Objective: Copy the records that follow exactly as written, but not their pictures.

==== Entries

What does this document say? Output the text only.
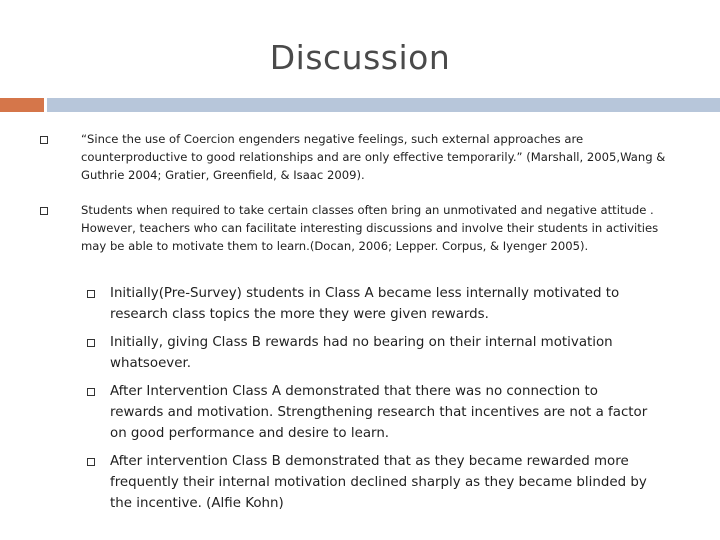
Discussion
“Since the use of Coercion engenders negative feelings, such external approaches are counterproductive to good relationships and are only effective temporarily.” (Marshall, 2005,Wang & Guthrie 2004; Gratier, Greenfield, & Isaac 2009).
Students when required to take certain classes often bring an unmotivated and negative attitude . However, teachers who can facilitate interesting discussions and involve their students in activities may be able to motivate them to learn.(Docan, 2006; Lepper. Corpus, & Iyenger 2005).
Initially(Pre-Survey) students in Class A became less internally motivated to research class topics the more they were given rewards.
Initially, giving Class B rewards had no bearing on their internal motivation whatsoever.
After Intervention Class A demonstrated that there was no connection to rewards and motivation. Strengthening research that incentives are not a factor on good performance and desire to learn.
After intervention Class B demonstrated that as they became rewarded more frequently their internal motivation declined sharply as they became blinded by the incentive. (Alfie Kohn)
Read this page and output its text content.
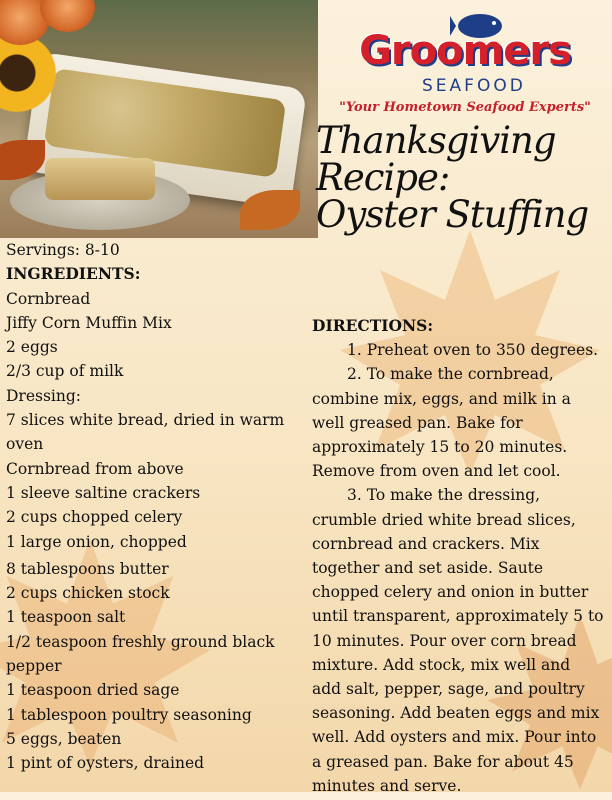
Groomers
SEAFOOD
"Your Hometown Seafood Experts"
Thanksgiving
Recipe:
Oyster Stuffing
Servings: 8-10
INGREDIENTS:
Cornbread
Jiffy Corn Muffin Mix
2 eggs
2/3 cup of milk
Dressing:
7 slices white bread, dried in warm oven
Cornbread from above
1 sleeve saltine crackers
2 cups chopped celery
1 large onion, chopped
8 tablespoons butter
2 cups chicken stock
1 teaspoon salt
1/2 teaspoon freshly ground black pepper
1 teaspoon dried sage
1 tablespoon poultry seasoning
5 eggs, beaten
1 pint of oysters, drained

DIRECTIONS:

1. Preheat oven to 350 degrees.

2. To make the cornbread, combine mix, eggs, and milk in a well greased pan. Bake for approximately 15 to 20 minutes. Remove from oven and let cool.

3. To make the dressing, crumble dried white bread slices, cornbread and crackers. Mix together and set aside. Saute chopped celery and onion in butter until transparent, approximately 5 to 10 minutes. Pour over corn bread mixture. Add stock, mix well and add salt, pepper, sage, and poultry seasoning. Add beaten eggs and mix well. Add oysters and mix. Pour into a greased pan. Bake for about 45 minutes and serve.
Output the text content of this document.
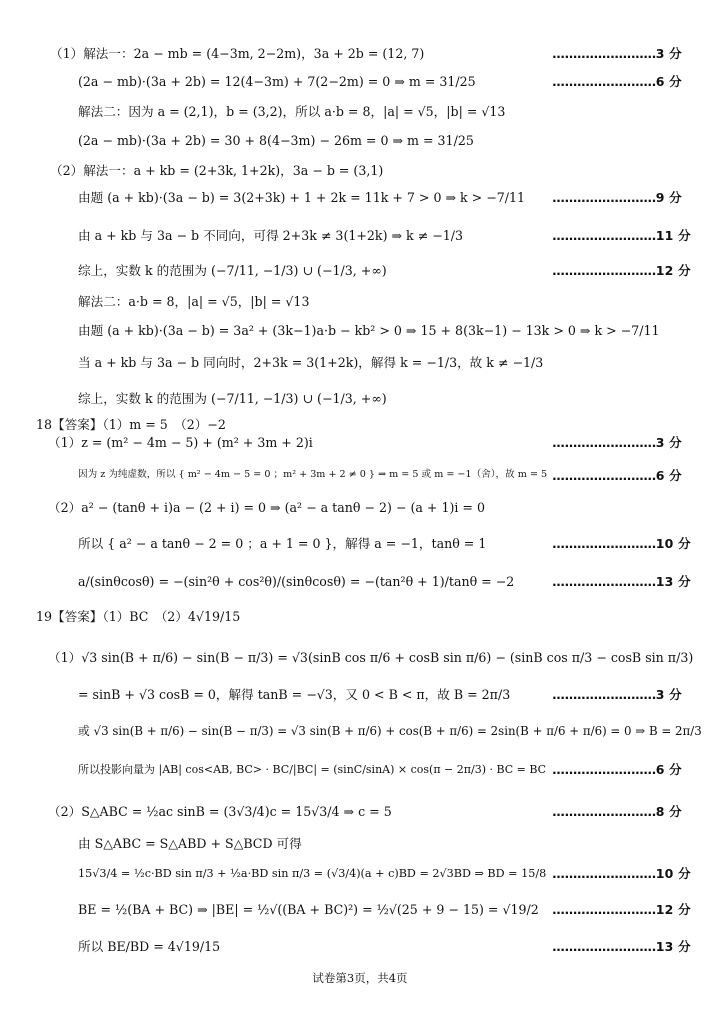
（1）解法一：2a − mb = (4−3m, 2−2m)，3a + 2b = (12, 7)	.........................3 分
(2a − mb)·(3a + 2b) = 12(4−3m) + 7(2−2m) = 0 ⇒ m = 31/25	.........................6 分
解法二：因为 a = (2,1)，b = (3,2)，所以 a·b = 8，|a| = √5，|b| = √13
(2a − mb)·(3a + 2b) = 30 + 8(4−3m) − 26m = 0 ⇒ m = 31/25
（2）解法一：a + kb = (2+3k, 1+2k)，3a − b = (3,1)
由题 (a + kb)·(3a − b) = 3(2+3k) + 1 + 2k = 11k + 7 > 0 ⇒ k > −7/11 .........................9 分
由 a + kb 与 3a − b 不同向，可得 2+3k ≠ 3(1+2k) ⇒ k ≠ −1/3	.........................11 分
综上，实数 k 的范围为 (−7/11, −1/3) ∪ (−1/3, +∞)	.........................12 分
解法二：a·b = 8，|a| = √5，|b| = √13
由题 (a + kb)·(3a − b) = 3a² + (3k−1)a·b − kb² > 0 ⇒ 15 + 8(3k−1) − 13k > 0 ⇒ k > −7/11
当 a + kb 与 3a − b 同向时，2+3k = 3(1+2k)，解得 k = −1/3，故 k ≠ −1/3
综上，实数 k 的范围为 (−7/11, −1/3) ∪ (−1/3, +∞)
18【答案】（1）m = 5　（2）−2
（1）z = (m² − 4m − 5) + (m² + 3m + 2)i	.........................3 分
因为 z 为纯虚数，所以 { m² − 4m − 5 = 0 ；m² + 3m + 2 ≠ 0 } ⇒ m = 5 或 m = −1（舍），故 m = 5 .........................6 分
（2）a² − (tanθ + i)a − (2 + i) = 0 ⇒ (a² − a tanθ − 2) − (a + 1)i = 0
所以 { a² − a tanθ − 2 = 0 ；a + 1 = 0 }，解得 a = −1，tanθ = 1	.........................10 分
a/(sinθcosθ) = −(sin²θ + cos²θ)/(sinθcosθ) = −(tan²θ + 1)/tanθ = −2	.........................13 分
19【答案】（1）BC　（2）4√19/15
（1）√3 sin(B + π/6) − sin(B − π/3) = √3(sinB cos π/6 + cosB sin π/6) − (sinB cos π/3 − cosB sin π/3)
= sinB + √3 cosB = 0，解得 tanB = −√3，又 0 < B < π，故 B = 2π/3	.........................3 分
或 √3 sin(B + π/6) − sin(B − π/3) = √3 sin(B + π/6) + cos(B + π/6) = 2sin(B + π/6 + π/6) = 0 ⇒ B = 2π/3
所以投影向量为 |AB| cos<AB, BC> · BC/|BC| = (sinC/sinA) × cos(π − 2π/3) · BC = BC .........................6 分
（2）S△ABC = ½ac sinB = (3√3/4)c = 15√3/4 ⇒ c = 5	.........................8 分
由 S△ABC = S△ABD + S△BCD 可得
15√3/4 = ½c·BD sin π/3 + ½a·BD sin π/3 = (√3/4)(a + c)BD = 2√3BD ⇒ BD = 15/8 .........................10 分
BE = ½(BA + BC) ⇒ |BE| = ½√((BA + BC)²) = ½√(25 + 9 − 15) = √19/2 .........................12 分
所以 BE/BD = 4√19/15	.........................13 分
试卷第3页，共4页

========

The solution:
What does this document say? Output the text only.
Discussion
“Since the use of Coercion engenders negative feelings, such external approaches are counterproductive to good relationships and are only effective temporarily.” (Marshall, 2005,Wang & Guthrie 2004; Gratier, Greenfield, & Isaac 2009).
Students when required to take certain classes often bring an unmotivated and negative attitude . However, teachers who can facilitate interesting discussions and involve their students in activities may be able to motivate them to learn.(Docan, 2006; Lepper. Corpus, & Iyenger 2005).
Initially(Pre-Survey) students in Class A became less internally motivated to research class topics the more they were given rewards.
Initially, giving Class B rewards had no bearing on their internal motivation whatsoever.
After Intervention Class A demonstrated that there was no connection to rewards and motivation. Strengthening research that incentives are not a factor on good performance and desire to learn.
After intervention Class B demonstrated that as they became rewarded more frequently their internal motivation declined sharply as they became blinded by the incentive. (Alfie Kohn)
Read this page and output its text content.
Groomers
SEAFOOD
"Your Hometown Seafood Experts"
Thanksgiving
Recipe:
Oyster Stuffing
Servings: 8-10
INGREDIENTS:
Cornbread
Jiffy Corn Muffin Mix
2 eggs
2/3 cup of milk
Dressing:
7 slices white bread, dried in warm oven
Cornbread from above
1 sleeve saltine crackers
2 cups chopped celery
1 large onion, chopped
8 tablespoons butter
2 cups chicken stock
1 teaspoon salt
1/2 teaspoon freshly ground black pepper
1 teaspoon dried sage
1 tablespoon poultry seasoning
5 eggs, beaten
1 pint of oysters, drained

DIRECTIONS:

1. Preheat oven to 350 degrees.

2. To make the cornbread, combine mix, eggs, and milk in a well greased pan. Bake for approximately 15 to 20 minutes. Remove from oven and let cool.

3. To make the dressing, crumble dried white bread slices, cornbread and crackers. Mix together and set aside. Saute chopped celery and onion in butter until transparent, approximately 5 to 10 minutes. Pour over corn bread mixture. Add stock, mix well and add salt, pepper, sage, and poultry seasoning. Add beaten eggs and mix well. Add oysters and mix. Pour into a greased pan. Bake for about 45 minutes and serve.
Output the text content of this document.
（1）解法一：2a − mb = (4−3m, 2−2m)，3a + 2b = (12, 7)	.........................3 分
(2a − mb)·(3a + 2b) = 12(4−3m) + 7(2−2m) = 0 ⇒ m = 31/25	.........................6 分
解法二：因为 a = (2,1)，b = (3,2)，所以 a·b = 8，|a| = √5，|b| = √13
(2a − mb)·(3a + 2b) = 30 + 8(4−3m) − 26m = 0 ⇒ m = 31/25
（2）解法一：a + kb = (2+3k, 1+2k)，3a − b = (3,1)
由题 (a + kb)·(3a − b) = 3(2+3k) + 1 + 2k = 11k + 7 > 0 ⇒ k > −7/11 .........................9 分
由 a + kb 与 3a − b 不同向，可得 2+3k ≠ 3(1+2k) ⇒ k ≠ −1/3	.........................11 分
综上，实数 k 的范围为 (−7/11, −1/3) ∪ (−1/3, +∞)	.........................12 分
解法二：a·b = 8，|a| = √5，|b| = √13
由题 (a + kb)·(3a − b) = 3a² + (3k−1)a·b − kb² > 0 ⇒ 15 + 8(3k−1) − 13k > 0 ⇒ k > −7/11
当 a + kb 与 3a − b 同向时，2+3k = 3(1+2k)，解得 k = −1/3，故 k ≠ −1/3
综上，实数 k 的范围为 (−7/11, −1/3) ∪ (−1/3, +∞)
18【答案】（1）m = 5　（2）−2
（1）z = (m² − 4m − 5) + (m² + 3m + 2)i	.........................3 分
因为 z 为纯虚数，所以 { m² − 4m − 5 = 0 ；m² + 3m + 2 ≠ 0 } ⇒ m = 5 或 m = −1（舍），故 m = 5 .........................6 分
（2）a² − (tanθ + i)a − (2 + i) = 0 ⇒ (a² − a tanθ − 2) − (a + 1)i = 0
所以 { a² − a tanθ − 2 = 0 ；a + 1 = 0 }，解得 a = −1，tanθ = 1	.........................10 分
a/(sinθcosθ) = −(sin²θ + cos²θ)/(sinθcosθ) = −(tan²θ + 1)/tanθ = −2	.........................13 分
19【答案】（1）BC　（2）4√19/15
（1）√3 sin(B + π/6) − sin(B − π/3) = √3(sinB cos π/6 + cosB sin π/6) − (sinB cos π/3 − cosB sin π/3)
= sinB + √3 cosB = 0，解得 tanB = −√3，又 0 < B < π，故 B = 2π/3	.........................3 分
或 √3 sin(B + π/6) − sin(B − π/3) = √3 sin(B + π/6) + cos(B + π/6) = 2sin(B + π/6 + π/6) = 0 ⇒ B = 2π/3
所以投影向量为 |AB| cos<AB, BC> · BC/|BC| = (sinC/sinA) × cos(π − 2π/3) · BC = BC .........................6 分
（2）S△ABC = ½ac sinB = (3√3/4)c = 15√3/4 ⇒ c = 5	.........................8 分
由 S△ABC = S△ABD + S△BCD 可得
15√3/4 = ½c·BD sin π/3 + ½a·BD sin π/3 = (√3/4)(a + c)BD = 2√3BD ⇒ BD = 15/8 .........................10 分
BE = ½(BA + BC) ⇒ |BE| = ½√((BA + BC)²) = ½√(25 + 9 − 15) = √19/2 .........................12 分
所以 BE/BD = 4√19/15	.........................13 分
试卷第3页，共4页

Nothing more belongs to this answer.